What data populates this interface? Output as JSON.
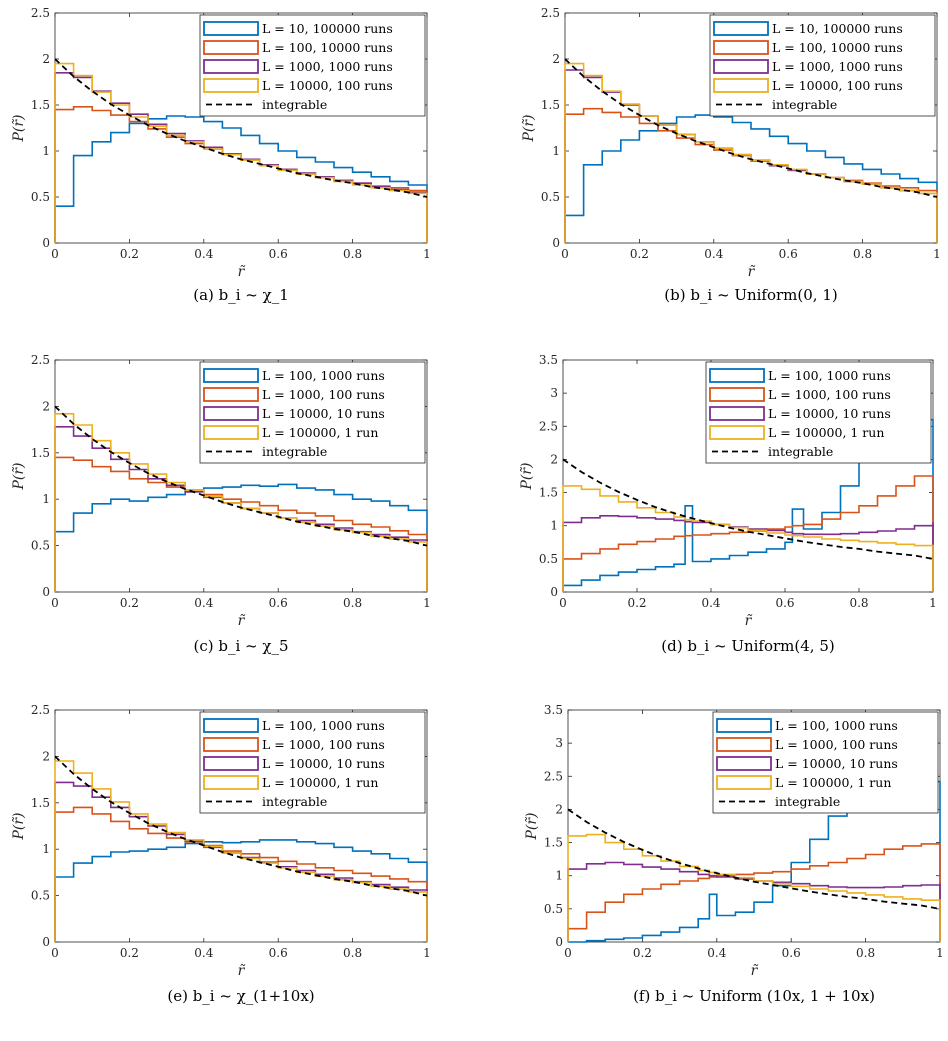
{
  "figure": {
    "series_colors": [
      "#0072BD",
      "#D95319",
      "#7E2F8E",
      "#EDB120"
    ],
    "reference_color": "#000000"
  },
  "chart_data": [
    {
      "id": "a",
      "type": "line",
      "caption": "(a) b_i ~ χ_1",
      "xlabel": "r̃",
      "ylabel": "P(r̃)",
      "xlim": [
        0,
        1
      ],
      "ylim": [
        0,
        2.5
      ],
      "x_ticks": [
        "0",
        "0.2",
        "0.4",
        "0.6",
        "0.8",
        "1"
      ],
      "y_ticks": [
        "0",
        "0.5",
        "1",
        "1.5",
        "2",
        "2.5"
      ],
      "grid": false,
      "legend_position": "top-right",
      "x": [
        0,
        0.05,
        0.1,
        0.15,
        0.2,
        0.25,
        0.3,
        0.35,
        0.4,
        0.45,
        0.5,
        0.55,
        0.6,
        0.65,
        0.7,
        0.75,
        0.8,
        0.85,
        0.9,
        0.95,
        1
      ],
      "series": [
        {
          "name": "L = 10, 100000 runs",
          "values": [
            0.4,
            0.95,
            1.1,
            1.2,
            1.3,
            1.35,
            1.38,
            1.37,
            1.32,
            1.25,
            1.17,
            1.08,
            1.0,
            0.93,
            0.88,
            0.82,
            0.77,
            0.72,
            0.67,
            0.63,
            0.6
          ]
        },
        {
          "name": "L = 100, 10000 runs",
          "values": [
            1.45,
            1.48,
            1.44,
            1.39,
            1.32,
            1.24,
            1.15,
            1.08,
            1.02,
            0.96,
            0.9,
            0.85,
            0.8,
            0.75,
            0.71,
            0.68,
            0.65,
            0.62,
            0.6,
            0.57,
            0.55
          ]
        },
        {
          "name": "L = 1000, 1000 runs",
          "values": [
            1.85,
            1.8,
            1.65,
            1.52,
            1.4,
            1.29,
            1.19,
            1.11,
            1.04,
            0.97,
            0.91,
            0.85,
            0.8,
            0.76,
            0.72,
            0.68,
            0.65,
            0.61,
            0.58,
            0.55,
            0.52
          ]
        },
        {
          "name": "L = 10000, 100 runs",
          "values": [
            1.95,
            1.82,
            1.64,
            1.5,
            1.37,
            1.27,
            1.17,
            1.1,
            1.02,
            0.96,
            0.9,
            0.84,
            0.79,
            0.75,
            0.71,
            0.67,
            0.63,
            0.6,
            0.57,
            0.54,
            0.51
          ]
        },
        {
          "name": "integrable",
          "values": [
            2.0,
            1.81,
            1.65,
            1.51,
            1.39,
            1.28,
            1.19,
            1.11,
            1.04,
            0.97,
            0.91,
            0.86,
            0.81,
            0.76,
            0.72,
            0.68,
            0.65,
            0.61,
            0.58,
            0.55,
            0.5
          ]
        }
      ]
    },
    {
      "id": "b",
      "type": "line",
      "caption": "(b) b_i ~ Uniform(0, 1)",
      "xlabel": "r̃",
      "ylabel": "P(r̃)",
      "xlim": [
        0,
        1
      ],
      "ylim": [
        0,
        2.5
      ],
      "x_ticks": [
        "0",
        "0.2",
        "0.4",
        "0.6",
        "0.8",
        "1"
      ],
      "y_ticks": [
        "0",
        "0.5",
        "1",
        "1.5",
        "2",
        "2.5"
      ],
      "grid": false,
      "legend_position": "top-right",
      "x": [
        0,
        0.05,
        0.1,
        0.15,
        0.2,
        0.25,
        0.3,
        0.35,
        0.4,
        0.45,
        0.5,
        0.55,
        0.6,
        0.65,
        0.7,
        0.75,
        0.8,
        0.85,
        0.9,
        0.95,
        1
      ],
      "series": [
        {
          "name": "L = 10, 100000 runs",
          "values": [
            0.3,
            0.85,
            1.0,
            1.12,
            1.22,
            1.3,
            1.37,
            1.39,
            1.37,
            1.31,
            1.24,
            1.16,
            1.08,
            1.0,
            0.93,
            0.86,
            0.8,
            0.75,
            0.7,
            0.66,
            0.62
          ]
        },
        {
          "name": "L = 100, 10000 runs",
          "values": [
            1.4,
            1.46,
            1.42,
            1.37,
            1.3,
            1.22,
            1.14,
            1.07,
            1.01,
            0.95,
            0.89,
            0.84,
            0.79,
            0.75,
            0.71,
            0.68,
            0.65,
            0.62,
            0.6,
            0.57,
            0.55
          ]
        },
        {
          "name": "L = 1000, 1000 runs",
          "values": [
            1.88,
            1.8,
            1.64,
            1.5,
            1.38,
            1.28,
            1.18,
            1.1,
            1.03,
            0.96,
            0.9,
            0.84,
            0.79,
            0.75,
            0.71,
            0.67,
            0.64,
            0.6,
            0.57,
            0.54,
            0.51
          ]
        },
        {
          "name": "L = 10000, 100 runs",
          "values": [
            1.95,
            1.82,
            1.65,
            1.51,
            1.38,
            1.28,
            1.18,
            1.1,
            1.03,
            0.96,
            0.9,
            0.85,
            0.8,
            0.75,
            0.71,
            0.67,
            0.64,
            0.6,
            0.57,
            0.54,
            0.51
          ]
        },
        {
          "name": "integrable",
          "values": [
            2.0,
            1.81,
            1.65,
            1.51,
            1.39,
            1.28,
            1.19,
            1.11,
            1.04,
            0.97,
            0.91,
            0.86,
            0.81,
            0.76,
            0.72,
            0.68,
            0.65,
            0.61,
            0.58,
            0.55,
            0.5
          ]
        }
      ]
    },
    {
      "id": "c",
      "type": "line",
      "caption": "(c) b_i ~ χ_5",
      "xlabel": "r̃",
      "ylabel": "P(r̃)",
      "xlim": [
        0,
        1
      ],
      "ylim": [
        0,
        2.5
      ],
      "x_ticks": [
        "0",
        "0.2",
        "0.4",
        "0.6",
        "0.8",
        "1"
      ],
      "y_ticks": [
        "0",
        "0.5",
        "1",
        "1.5",
        "2",
        "2.5"
      ],
      "grid": false,
      "legend_position": "top-right",
      "x": [
        0,
        0.05,
        0.1,
        0.15,
        0.2,
        0.25,
        0.3,
        0.35,
        0.4,
        0.45,
        0.5,
        0.55,
        0.6,
        0.65,
        0.7,
        0.75,
        0.8,
        0.85,
        0.9,
        0.95,
        1
      ],
      "series": [
        {
          "name": "L = 100, 1000 runs",
          "values": [
            0.65,
            0.85,
            0.95,
            1.0,
            0.98,
            1.02,
            1.05,
            1.08,
            1.12,
            1.13,
            1.15,
            1.14,
            1.16,
            1.12,
            1.1,
            1.05,
            1.0,
            0.98,
            0.93,
            0.88,
            0.82
          ]
        },
        {
          "name": "L = 1000, 100 runs",
          "values": [
            1.45,
            1.42,
            1.35,
            1.3,
            1.22,
            1.18,
            1.13,
            1.1,
            1.05,
            1.0,
            0.97,
            0.93,
            0.88,
            0.85,
            0.82,
            0.77,
            0.73,
            0.7,
            0.66,
            0.62,
            0.6
          ]
        },
        {
          "name": "L = 10000, 10 runs",
          "values": [
            1.78,
            1.68,
            1.55,
            1.43,
            1.32,
            1.22,
            1.15,
            1.08,
            1.02,
            0.96,
            0.9,
            0.85,
            0.8,
            0.77,
            0.73,
            0.69,
            0.65,
            0.62,
            0.59,
            0.56,
            0.53
          ]
        },
        {
          "name": "L = 100000, 1 run",
          "values": [
            1.92,
            1.8,
            1.63,
            1.5,
            1.38,
            1.27,
            1.18,
            1.1,
            1.03,
            0.96,
            0.9,
            0.85,
            0.8,
            0.75,
            0.71,
            0.67,
            0.64,
            0.6,
            0.57,
            0.54,
            0.51
          ]
        },
        {
          "name": "integrable",
          "values": [
            2.0,
            1.81,
            1.65,
            1.51,
            1.39,
            1.28,
            1.19,
            1.11,
            1.04,
            0.97,
            0.91,
            0.86,
            0.81,
            0.76,
            0.72,
            0.68,
            0.65,
            0.61,
            0.58,
            0.55,
            0.5
          ]
        }
      ]
    },
    {
      "id": "d",
      "type": "line",
      "caption": "(d) b_i ~ Uniform(4, 5)",
      "xlabel": "r̃",
      "ylabel": "P(r̃)",
      "xlim": [
        0,
        1
      ],
      "ylim": [
        0,
        3.5
      ],
      "x_ticks": [
        "0",
        "0.2",
        "0.4",
        "0.6",
        "0.8",
        "1"
      ],
      "y_ticks": [
        "0",
        "0.5",
        "1",
        "1.5",
        "2",
        "2.5",
        "3",
        "3.5"
      ],
      "grid": false,
      "legend_position": "top-right",
      "x": [
        0,
        0.05,
        0.1,
        0.15,
        0.2,
        0.25,
        0.3,
        0.33,
        0.35,
        0.4,
        0.45,
        0.5,
        0.55,
        0.6,
        0.62,
        0.65,
        0.7,
        0.75,
        0.8,
        0.85,
        0.9,
        0.95,
        1
      ],
      "series": [
        {
          "name": "L = 100, 1000 runs",
          "values": [
            0.1,
            0.18,
            0.25,
            0.3,
            0.34,
            0.38,
            0.42,
            1.3,
            0.46,
            0.5,
            0.55,
            0.6,
            0.65,
            0.75,
            1.25,
            0.95,
            1.2,
            1.6,
            2.1,
            2.5,
            2.65,
            2.6,
            2.35
          ]
        },
        {
          "name": "L = 1000, 100 runs",
          "values": [
            0.5,
            0.58,
            0.65,
            0.72,
            0.76,
            0.8,
            0.84,
            0.85,
            0.86,
            0.88,
            0.9,
            0.92,
            0.95,
            0.98,
            1.0,
            1.02,
            1.1,
            1.2,
            1.3,
            1.45,
            1.6,
            1.75,
            1.72
          ]
        },
        {
          "name": "L = 10000, 10 runs",
          "values": [
            1.05,
            1.12,
            1.15,
            1.14,
            1.12,
            1.1,
            1.08,
            1.06,
            1.05,
            1.02,
            0.98,
            0.95,
            0.93,
            0.9,
            0.88,
            0.87,
            0.87,
            0.88,
            0.9,
            0.92,
            0.95,
            1.0,
            1.05
          ]
        },
        {
          "name": "L = 100000, 1 run",
          "values": [
            1.6,
            1.55,
            1.45,
            1.36,
            1.27,
            1.2,
            1.13,
            1.09,
            1.07,
            1.02,
            0.97,
            0.93,
            0.89,
            0.86,
            0.85,
            0.83,
            0.8,
            0.78,
            0.76,
            0.74,
            0.72,
            0.7,
            0.68
          ]
        },
        {
          "name": "integrable",
          "values": [
            2.0,
            1.81,
            1.65,
            1.51,
            1.39,
            1.28,
            1.19,
            1.14,
            1.11,
            1.04,
            0.97,
            0.91,
            0.86,
            0.81,
            0.79,
            0.76,
            0.72,
            0.68,
            0.65,
            0.61,
            0.58,
            0.55,
            0.5
          ]
        }
      ]
    },
    {
      "id": "e",
      "type": "line",
      "caption": "(e) b_i ~ χ_(1+10x)",
      "xlabel": "r̃",
      "ylabel": "P(r̃)",
      "xlim": [
        0,
        1
      ],
      "ylim": [
        0,
        2.5
      ],
      "x_ticks": [
        "0",
        "0.2",
        "0.4",
        "0.6",
        "0.8",
        "1"
      ],
      "y_ticks": [
        "0",
        "0.5",
        "1",
        "1.5",
        "2",
        "2.5"
      ],
      "grid": false,
      "legend_position": "top-right",
      "x": [
        0,
        0.05,
        0.1,
        0.15,
        0.2,
        0.25,
        0.3,
        0.35,
        0.4,
        0.45,
        0.5,
        0.55,
        0.6,
        0.65,
        0.7,
        0.75,
        0.8,
        0.85,
        0.9,
        0.95,
        1
      ],
      "series": [
        {
          "name": "L = 100, 1000 runs",
          "values": [
            0.7,
            0.85,
            0.92,
            0.97,
            0.98,
            1.0,
            1.02,
            1.06,
            1.08,
            1.07,
            1.08,
            1.1,
            1.1,
            1.08,
            1.06,
            1.02,
            0.98,
            0.95,
            0.9,
            0.86,
            0.8
          ]
        },
        {
          "name": "L = 1000, 100 runs",
          "values": [
            1.4,
            1.45,
            1.38,
            1.3,
            1.22,
            1.17,
            1.12,
            1.08,
            1.04,
            0.98,
            0.95,
            0.91,
            0.87,
            0.84,
            0.8,
            0.77,
            0.74,
            0.71,
            0.68,
            0.65,
            0.62
          ]
        },
        {
          "name": "L = 10000, 10 runs",
          "values": [
            1.72,
            1.68,
            1.56,
            1.45,
            1.35,
            1.25,
            1.16,
            1.09,
            1.02,
            0.96,
            0.91,
            0.86,
            0.81,
            0.77,
            0.73,
            0.69,
            0.65,
            0.62,
            0.59,
            0.56,
            0.54
          ]
        },
        {
          "name": "L = 100000, 1 run",
          "values": [
            1.95,
            1.82,
            1.65,
            1.51,
            1.38,
            1.27,
            1.18,
            1.1,
            1.03,
            0.96,
            0.9,
            0.85,
            0.8,
            0.75,
            0.71,
            0.67,
            0.64,
            0.6,
            0.57,
            0.54,
            0.51
          ]
        },
        {
          "name": "integrable",
          "values": [
            2.0,
            1.81,
            1.65,
            1.51,
            1.39,
            1.28,
            1.19,
            1.11,
            1.04,
            0.97,
            0.91,
            0.86,
            0.81,
            0.76,
            0.72,
            0.68,
            0.65,
            0.61,
            0.58,
            0.55,
            0.5
          ]
        }
      ]
    },
    {
      "id": "f",
      "type": "line",
      "caption": "(f) b_i ~ Uniform (10x, 1 + 10x)",
      "xlabel": "r̃",
      "ylabel": "P(r̃)",
      "xlim": [
        0,
        1
      ],
      "ylim": [
        0,
        3.5
      ],
      "x_ticks": [
        "0",
        "0.2",
        "0.4",
        "0.6",
        "0.8",
        "1"
      ],
      "y_ticks": [
        "0",
        "0.5",
        "1",
        "1.5",
        "2",
        "2.5",
        "3",
        "3.5"
      ],
      "grid": false,
      "legend_position": "top-right",
      "x": [
        0,
        0.05,
        0.1,
        0.15,
        0.2,
        0.25,
        0.3,
        0.35,
        0.38,
        0.4,
        0.45,
        0.5,
        0.55,
        0.6,
        0.65,
        0.7,
        0.75,
        0.8,
        0.85,
        0.9,
        0.95,
        1
      ],
      "series": [
        {
          "name": "L = 100, 1000 runs",
          "values": [
            0.0,
            0.02,
            0.04,
            0.06,
            0.1,
            0.15,
            0.22,
            0.35,
            0.72,
            0.4,
            0.45,
            0.6,
            0.85,
            1.2,
            1.55,
            1.9,
            2.2,
            2.45,
            2.55,
            2.5,
            2.42,
            2.25
          ]
        },
        {
          "name": "L = 1000, 100 runs",
          "values": [
            0.2,
            0.45,
            0.6,
            0.72,
            0.8,
            0.87,
            0.92,
            0.96,
            0.98,
            1.0,
            1.02,
            1.04,
            1.06,
            1.1,
            1.15,
            1.2,
            1.26,
            1.32,
            1.4,
            1.45,
            1.48,
            1.42
          ]
        },
        {
          "name": "L = 10000, 10 runs",
          "values": [
            1.1,
            1.18,
            1.2,
            1.17,
            1.13,
            1.1,
            1.06,
            1.02,
            1.0,
            0.98,
            0.95,
            0.92,
            0.9,
            0.88,
            0.85,
            0.83,
            0.82,
            0.82,
            0.83,
            0.85,
            0.86,
            0.88
          ]
        },
        {
          "name": "L = 100000, 1 run",
          "values": [
            1.6,
            1.62,
            1.5,
            1.4,
            1.3,
            1.22,
            1.14,
            1.08,
            1.05,
            1.02,
            0.97,
            0.92,
            0.88,
            0.84,
            0.8,
            0.77,
            0.74,
            0.71,
            0.68,
            0.65,
            0.63,
            0.6
          ]
        },
        {
          "name": "integrable",
          "values": [
            2.0,
            1.81,
            1.65,
            1.51,
            1.39,
            1.28,
            1.19,
            1.11,
            1.06,
            1.04,
            0.97,
            0.91,
            0.86,
            0.81,
            0.76,
            0.72,
            0.68,
            0.65,
            0.61,
            0.58,
            0.55,
            0.5
          ]
        }
      ]
    }
  ]
}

- [SHORT PROBLEM] Gather up every line in the data above that contains the word "Uniform", copying each one.

- [PROBLEM SOLUTION]
      "caption": "(b) b_i ~ Uniform(0, 1)",
      "caption": "(d) b_i ~ Uniform(4, 5)",
      "caption": "(f) b_i ~ Uniform (10x, 1 + 10x)",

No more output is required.